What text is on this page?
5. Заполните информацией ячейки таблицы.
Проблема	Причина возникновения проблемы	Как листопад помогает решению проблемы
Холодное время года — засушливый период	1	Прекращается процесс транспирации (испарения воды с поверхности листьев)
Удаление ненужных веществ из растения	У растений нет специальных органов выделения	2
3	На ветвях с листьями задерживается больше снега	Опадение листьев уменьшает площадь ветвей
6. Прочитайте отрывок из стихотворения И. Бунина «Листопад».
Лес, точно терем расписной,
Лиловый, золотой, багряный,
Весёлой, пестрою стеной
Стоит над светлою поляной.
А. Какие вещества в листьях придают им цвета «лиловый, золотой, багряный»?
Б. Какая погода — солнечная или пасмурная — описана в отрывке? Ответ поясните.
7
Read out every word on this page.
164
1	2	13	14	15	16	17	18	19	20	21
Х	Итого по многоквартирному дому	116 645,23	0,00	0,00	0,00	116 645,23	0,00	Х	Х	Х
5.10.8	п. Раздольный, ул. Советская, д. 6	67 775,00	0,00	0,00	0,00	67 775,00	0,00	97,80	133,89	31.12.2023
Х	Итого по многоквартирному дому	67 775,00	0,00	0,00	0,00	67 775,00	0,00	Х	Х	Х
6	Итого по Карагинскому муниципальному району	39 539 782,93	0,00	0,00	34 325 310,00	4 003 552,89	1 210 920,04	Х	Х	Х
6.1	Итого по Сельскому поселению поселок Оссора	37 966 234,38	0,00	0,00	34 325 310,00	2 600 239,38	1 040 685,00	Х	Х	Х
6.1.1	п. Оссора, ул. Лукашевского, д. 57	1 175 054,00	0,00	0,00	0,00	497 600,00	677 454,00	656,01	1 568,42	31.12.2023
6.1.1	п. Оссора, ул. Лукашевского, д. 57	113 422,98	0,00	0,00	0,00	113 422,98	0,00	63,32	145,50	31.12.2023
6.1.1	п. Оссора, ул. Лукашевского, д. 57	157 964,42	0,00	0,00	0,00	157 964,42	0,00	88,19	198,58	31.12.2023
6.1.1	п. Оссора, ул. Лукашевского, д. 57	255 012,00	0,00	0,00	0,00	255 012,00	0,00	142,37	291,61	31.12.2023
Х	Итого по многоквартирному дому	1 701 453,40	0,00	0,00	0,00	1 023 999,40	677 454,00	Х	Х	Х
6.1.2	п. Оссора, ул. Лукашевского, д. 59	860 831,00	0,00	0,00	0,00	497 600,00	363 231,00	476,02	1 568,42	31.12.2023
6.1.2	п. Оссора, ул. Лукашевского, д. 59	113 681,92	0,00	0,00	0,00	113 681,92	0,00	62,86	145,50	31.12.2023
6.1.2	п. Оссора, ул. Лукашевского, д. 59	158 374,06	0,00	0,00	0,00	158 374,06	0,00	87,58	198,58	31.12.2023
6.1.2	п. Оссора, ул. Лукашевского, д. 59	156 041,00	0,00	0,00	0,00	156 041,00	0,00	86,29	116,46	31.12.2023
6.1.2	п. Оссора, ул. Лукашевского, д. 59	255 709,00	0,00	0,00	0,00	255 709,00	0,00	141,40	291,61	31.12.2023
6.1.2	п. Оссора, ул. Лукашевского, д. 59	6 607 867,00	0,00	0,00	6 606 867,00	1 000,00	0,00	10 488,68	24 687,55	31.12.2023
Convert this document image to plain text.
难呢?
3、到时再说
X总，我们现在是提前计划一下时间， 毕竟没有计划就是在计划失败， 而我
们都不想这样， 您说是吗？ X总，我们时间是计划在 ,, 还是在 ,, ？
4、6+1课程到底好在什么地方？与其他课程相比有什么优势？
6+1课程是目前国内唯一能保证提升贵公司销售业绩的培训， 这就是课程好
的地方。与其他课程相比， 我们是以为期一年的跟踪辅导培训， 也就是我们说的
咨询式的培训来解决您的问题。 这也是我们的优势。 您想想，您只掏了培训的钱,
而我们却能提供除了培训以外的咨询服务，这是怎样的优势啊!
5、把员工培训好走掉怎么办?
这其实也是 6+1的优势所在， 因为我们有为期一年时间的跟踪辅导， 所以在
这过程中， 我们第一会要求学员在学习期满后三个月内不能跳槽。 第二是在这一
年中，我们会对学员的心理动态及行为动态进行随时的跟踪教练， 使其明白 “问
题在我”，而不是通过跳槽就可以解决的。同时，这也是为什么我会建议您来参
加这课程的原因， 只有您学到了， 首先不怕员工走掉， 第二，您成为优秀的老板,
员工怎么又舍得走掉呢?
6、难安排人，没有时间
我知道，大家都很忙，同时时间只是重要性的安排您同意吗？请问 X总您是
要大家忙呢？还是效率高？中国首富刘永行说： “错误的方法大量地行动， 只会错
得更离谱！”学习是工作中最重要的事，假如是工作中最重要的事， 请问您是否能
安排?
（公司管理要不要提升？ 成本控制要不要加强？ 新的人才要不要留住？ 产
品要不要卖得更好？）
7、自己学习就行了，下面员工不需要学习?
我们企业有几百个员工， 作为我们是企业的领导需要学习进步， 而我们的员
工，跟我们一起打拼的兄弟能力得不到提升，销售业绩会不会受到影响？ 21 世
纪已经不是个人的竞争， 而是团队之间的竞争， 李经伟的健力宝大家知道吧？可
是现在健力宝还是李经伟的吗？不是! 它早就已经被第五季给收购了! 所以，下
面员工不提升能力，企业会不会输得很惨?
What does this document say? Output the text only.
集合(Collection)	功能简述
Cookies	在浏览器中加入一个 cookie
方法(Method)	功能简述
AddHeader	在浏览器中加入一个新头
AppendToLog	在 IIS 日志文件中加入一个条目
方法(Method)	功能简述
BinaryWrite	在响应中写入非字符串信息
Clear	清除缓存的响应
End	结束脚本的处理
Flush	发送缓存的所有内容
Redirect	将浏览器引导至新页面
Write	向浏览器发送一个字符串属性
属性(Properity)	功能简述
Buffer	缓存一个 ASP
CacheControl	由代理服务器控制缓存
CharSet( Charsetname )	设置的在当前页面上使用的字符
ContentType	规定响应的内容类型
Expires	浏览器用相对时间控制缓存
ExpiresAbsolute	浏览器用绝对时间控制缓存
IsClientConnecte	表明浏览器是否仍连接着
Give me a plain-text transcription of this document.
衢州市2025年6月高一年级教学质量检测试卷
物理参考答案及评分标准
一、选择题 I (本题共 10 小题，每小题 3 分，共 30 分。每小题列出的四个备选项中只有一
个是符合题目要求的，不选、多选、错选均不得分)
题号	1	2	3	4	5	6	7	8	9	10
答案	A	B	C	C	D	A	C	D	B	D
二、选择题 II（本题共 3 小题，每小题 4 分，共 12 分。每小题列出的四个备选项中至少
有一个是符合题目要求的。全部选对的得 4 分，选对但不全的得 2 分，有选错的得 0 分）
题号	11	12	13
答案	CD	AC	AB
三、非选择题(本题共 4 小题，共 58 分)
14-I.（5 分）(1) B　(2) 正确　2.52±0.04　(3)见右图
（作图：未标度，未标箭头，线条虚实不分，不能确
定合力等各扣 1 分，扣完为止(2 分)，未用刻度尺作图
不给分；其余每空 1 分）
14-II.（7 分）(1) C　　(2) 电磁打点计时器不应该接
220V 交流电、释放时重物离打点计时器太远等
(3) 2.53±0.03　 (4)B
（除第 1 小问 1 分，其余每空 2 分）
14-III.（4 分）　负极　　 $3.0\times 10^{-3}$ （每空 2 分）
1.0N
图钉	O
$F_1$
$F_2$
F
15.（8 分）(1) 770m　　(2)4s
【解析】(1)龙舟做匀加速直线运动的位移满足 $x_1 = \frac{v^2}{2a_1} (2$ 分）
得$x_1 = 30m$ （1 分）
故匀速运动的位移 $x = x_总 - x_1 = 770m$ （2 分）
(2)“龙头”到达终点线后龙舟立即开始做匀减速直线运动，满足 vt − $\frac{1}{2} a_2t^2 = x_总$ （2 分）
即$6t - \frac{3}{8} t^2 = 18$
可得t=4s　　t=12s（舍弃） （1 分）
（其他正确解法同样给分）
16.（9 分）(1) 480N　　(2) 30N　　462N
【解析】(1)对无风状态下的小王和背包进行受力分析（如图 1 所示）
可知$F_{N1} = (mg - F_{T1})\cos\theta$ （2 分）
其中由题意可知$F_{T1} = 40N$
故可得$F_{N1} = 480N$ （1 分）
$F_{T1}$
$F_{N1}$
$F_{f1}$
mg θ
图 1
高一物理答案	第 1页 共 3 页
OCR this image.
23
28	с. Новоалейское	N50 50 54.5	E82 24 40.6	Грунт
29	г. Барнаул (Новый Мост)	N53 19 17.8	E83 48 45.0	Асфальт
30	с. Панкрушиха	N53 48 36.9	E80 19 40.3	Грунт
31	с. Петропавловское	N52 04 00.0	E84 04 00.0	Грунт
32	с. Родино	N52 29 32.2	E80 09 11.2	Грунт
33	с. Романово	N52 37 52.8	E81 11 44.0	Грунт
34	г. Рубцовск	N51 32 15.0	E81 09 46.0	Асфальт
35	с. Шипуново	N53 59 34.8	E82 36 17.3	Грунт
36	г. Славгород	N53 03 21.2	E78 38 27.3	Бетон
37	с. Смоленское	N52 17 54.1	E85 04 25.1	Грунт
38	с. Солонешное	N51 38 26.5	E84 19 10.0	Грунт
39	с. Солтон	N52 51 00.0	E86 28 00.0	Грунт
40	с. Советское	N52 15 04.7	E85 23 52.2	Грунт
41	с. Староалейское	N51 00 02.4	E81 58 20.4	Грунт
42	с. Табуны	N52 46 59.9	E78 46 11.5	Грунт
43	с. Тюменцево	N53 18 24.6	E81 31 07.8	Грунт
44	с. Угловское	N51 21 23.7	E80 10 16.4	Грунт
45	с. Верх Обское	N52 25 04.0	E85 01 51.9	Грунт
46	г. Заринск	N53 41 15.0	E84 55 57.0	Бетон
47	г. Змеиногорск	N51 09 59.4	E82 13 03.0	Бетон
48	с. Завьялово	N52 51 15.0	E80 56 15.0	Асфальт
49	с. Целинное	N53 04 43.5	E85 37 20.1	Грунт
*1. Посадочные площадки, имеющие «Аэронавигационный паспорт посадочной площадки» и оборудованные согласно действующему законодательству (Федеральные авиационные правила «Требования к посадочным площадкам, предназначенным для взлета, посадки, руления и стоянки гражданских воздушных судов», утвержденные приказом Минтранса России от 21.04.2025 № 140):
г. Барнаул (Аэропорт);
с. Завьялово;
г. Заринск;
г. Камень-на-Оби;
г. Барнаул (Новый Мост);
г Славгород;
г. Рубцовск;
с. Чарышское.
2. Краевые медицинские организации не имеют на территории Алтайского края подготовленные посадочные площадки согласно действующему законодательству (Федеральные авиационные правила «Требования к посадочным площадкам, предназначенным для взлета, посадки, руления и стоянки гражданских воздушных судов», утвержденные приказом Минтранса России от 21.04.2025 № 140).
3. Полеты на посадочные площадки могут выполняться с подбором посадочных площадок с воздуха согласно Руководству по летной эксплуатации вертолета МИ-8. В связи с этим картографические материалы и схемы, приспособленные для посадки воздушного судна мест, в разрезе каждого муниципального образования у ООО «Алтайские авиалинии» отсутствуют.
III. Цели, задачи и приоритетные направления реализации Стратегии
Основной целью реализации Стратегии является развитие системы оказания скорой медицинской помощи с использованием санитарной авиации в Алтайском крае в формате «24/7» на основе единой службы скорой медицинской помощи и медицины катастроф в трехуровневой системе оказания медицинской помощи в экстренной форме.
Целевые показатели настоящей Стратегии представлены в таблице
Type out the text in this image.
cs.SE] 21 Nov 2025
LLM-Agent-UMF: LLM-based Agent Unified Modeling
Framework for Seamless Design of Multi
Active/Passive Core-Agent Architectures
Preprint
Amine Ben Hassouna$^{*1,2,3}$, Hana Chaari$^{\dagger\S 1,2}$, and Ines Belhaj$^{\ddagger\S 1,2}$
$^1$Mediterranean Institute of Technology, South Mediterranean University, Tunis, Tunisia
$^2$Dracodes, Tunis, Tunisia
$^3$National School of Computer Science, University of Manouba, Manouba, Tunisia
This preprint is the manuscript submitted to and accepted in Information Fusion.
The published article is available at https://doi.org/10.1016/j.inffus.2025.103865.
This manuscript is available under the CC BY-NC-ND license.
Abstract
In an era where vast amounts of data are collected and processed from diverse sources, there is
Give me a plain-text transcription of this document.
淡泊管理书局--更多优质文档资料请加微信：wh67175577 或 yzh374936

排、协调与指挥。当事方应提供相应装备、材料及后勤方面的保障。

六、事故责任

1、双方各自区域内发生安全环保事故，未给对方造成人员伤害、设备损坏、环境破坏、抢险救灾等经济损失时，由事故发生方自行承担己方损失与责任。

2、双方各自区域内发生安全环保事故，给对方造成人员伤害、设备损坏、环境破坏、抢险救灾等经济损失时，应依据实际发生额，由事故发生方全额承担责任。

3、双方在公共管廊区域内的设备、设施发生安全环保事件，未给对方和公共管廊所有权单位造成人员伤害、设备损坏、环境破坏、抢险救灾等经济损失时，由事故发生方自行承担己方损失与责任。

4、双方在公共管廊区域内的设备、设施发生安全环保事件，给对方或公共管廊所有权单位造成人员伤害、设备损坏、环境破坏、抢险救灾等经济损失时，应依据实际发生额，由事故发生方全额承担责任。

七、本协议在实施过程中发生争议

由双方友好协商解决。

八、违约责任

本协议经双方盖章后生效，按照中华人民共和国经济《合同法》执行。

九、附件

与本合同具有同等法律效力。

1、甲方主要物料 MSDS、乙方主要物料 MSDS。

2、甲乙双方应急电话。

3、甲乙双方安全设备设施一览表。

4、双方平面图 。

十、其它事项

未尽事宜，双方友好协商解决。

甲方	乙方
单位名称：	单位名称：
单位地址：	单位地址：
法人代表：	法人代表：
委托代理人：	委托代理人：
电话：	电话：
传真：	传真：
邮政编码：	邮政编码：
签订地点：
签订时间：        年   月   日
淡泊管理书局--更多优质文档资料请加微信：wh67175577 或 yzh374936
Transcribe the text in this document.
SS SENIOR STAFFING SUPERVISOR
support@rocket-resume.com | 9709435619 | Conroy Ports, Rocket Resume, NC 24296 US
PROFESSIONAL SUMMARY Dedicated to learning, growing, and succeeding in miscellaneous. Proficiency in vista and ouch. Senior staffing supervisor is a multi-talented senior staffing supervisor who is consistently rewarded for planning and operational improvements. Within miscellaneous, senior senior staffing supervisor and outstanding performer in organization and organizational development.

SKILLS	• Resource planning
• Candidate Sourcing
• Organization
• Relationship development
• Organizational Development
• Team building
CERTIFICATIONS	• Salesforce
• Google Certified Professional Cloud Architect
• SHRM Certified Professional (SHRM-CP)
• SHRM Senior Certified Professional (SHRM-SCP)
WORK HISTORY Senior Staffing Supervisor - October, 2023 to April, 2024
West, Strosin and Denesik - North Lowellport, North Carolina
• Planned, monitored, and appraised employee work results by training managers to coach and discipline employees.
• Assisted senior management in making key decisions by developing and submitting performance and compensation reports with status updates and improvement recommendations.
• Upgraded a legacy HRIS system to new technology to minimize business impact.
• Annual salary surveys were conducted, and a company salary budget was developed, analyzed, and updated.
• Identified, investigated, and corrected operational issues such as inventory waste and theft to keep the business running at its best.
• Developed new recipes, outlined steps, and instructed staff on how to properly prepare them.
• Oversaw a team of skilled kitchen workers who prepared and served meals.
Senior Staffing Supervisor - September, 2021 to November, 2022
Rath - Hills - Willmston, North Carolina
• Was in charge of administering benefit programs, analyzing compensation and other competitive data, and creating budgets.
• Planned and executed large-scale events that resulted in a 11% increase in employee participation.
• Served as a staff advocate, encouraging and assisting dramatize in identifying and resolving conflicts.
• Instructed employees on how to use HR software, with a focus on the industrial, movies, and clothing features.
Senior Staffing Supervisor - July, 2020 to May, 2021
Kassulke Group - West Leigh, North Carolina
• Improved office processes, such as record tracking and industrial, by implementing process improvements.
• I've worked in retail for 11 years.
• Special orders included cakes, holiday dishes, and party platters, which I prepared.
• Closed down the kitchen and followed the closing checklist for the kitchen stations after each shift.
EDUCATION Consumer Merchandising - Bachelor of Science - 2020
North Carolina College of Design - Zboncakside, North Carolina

Goal of the exercise:
Going through the entries above, tally each line that has the word "дому". Answer with the number only.

Answer:
3